>> start

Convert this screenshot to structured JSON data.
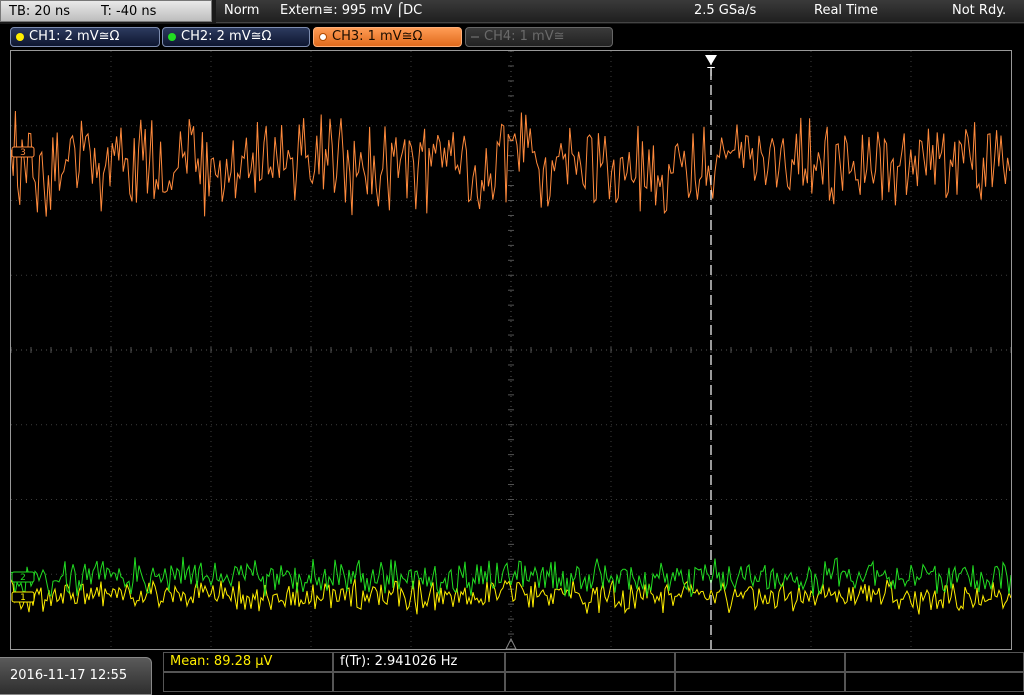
{
  "topbar": {
    "timebase": "TB: 20 ns",
    "trigger_time": "T: -40 ns",
    "trigger_mode": "Norm",
    "trigger_source": "Extern≅: 995 mV ⌠DC",
    "sample_rate": "2.5 GSa/s",
    "acq_mode": "Real Time",
    "status": "Not Rdy."
  },
  "channels": [
    {
      "label": "CH1: 2 mV≅Ω",
      "color": "#ffee00",
      "state": "on"
    },
    {
      "label": "CH2: 2 mV≅Ω",
      "color": "#22dd22",
      "state": "on"
    },
    {
      "label": "CH3: 1 mV≅Ω",
      "color": "#ff8a3c",
      "state": "active"
    },
    {
      "label": "CH4: 1 mV≅",
      "color": "#777777",
      "state": "off"
    }
  ],
  "screen": {
    "trigger_marker": "T",
    "ch_markers": [
      "1",
      "2",
      "3"
    ]
  },
  "bottombar": {
    "datetime": "2016-11-17 12:55",
    "mean_label": "Mean: 89.28 µV",
    "freq_label": "f(Tr): 2.941026 Hz"
  },
  "colors": {
    "ch1": "#ffee00",
    "ch2": "#22dd22",
    "ch3": "#ff8a3c",
    "grid": "#3c3c3c",
    "trigger": "#ffffff"
  }
}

>> end

■ What to do
Extract each line from the entries above that contains the string "state".

■ Task solution
      "state": "on"
      "state": "on"
      "state": "active"
      "state": "off"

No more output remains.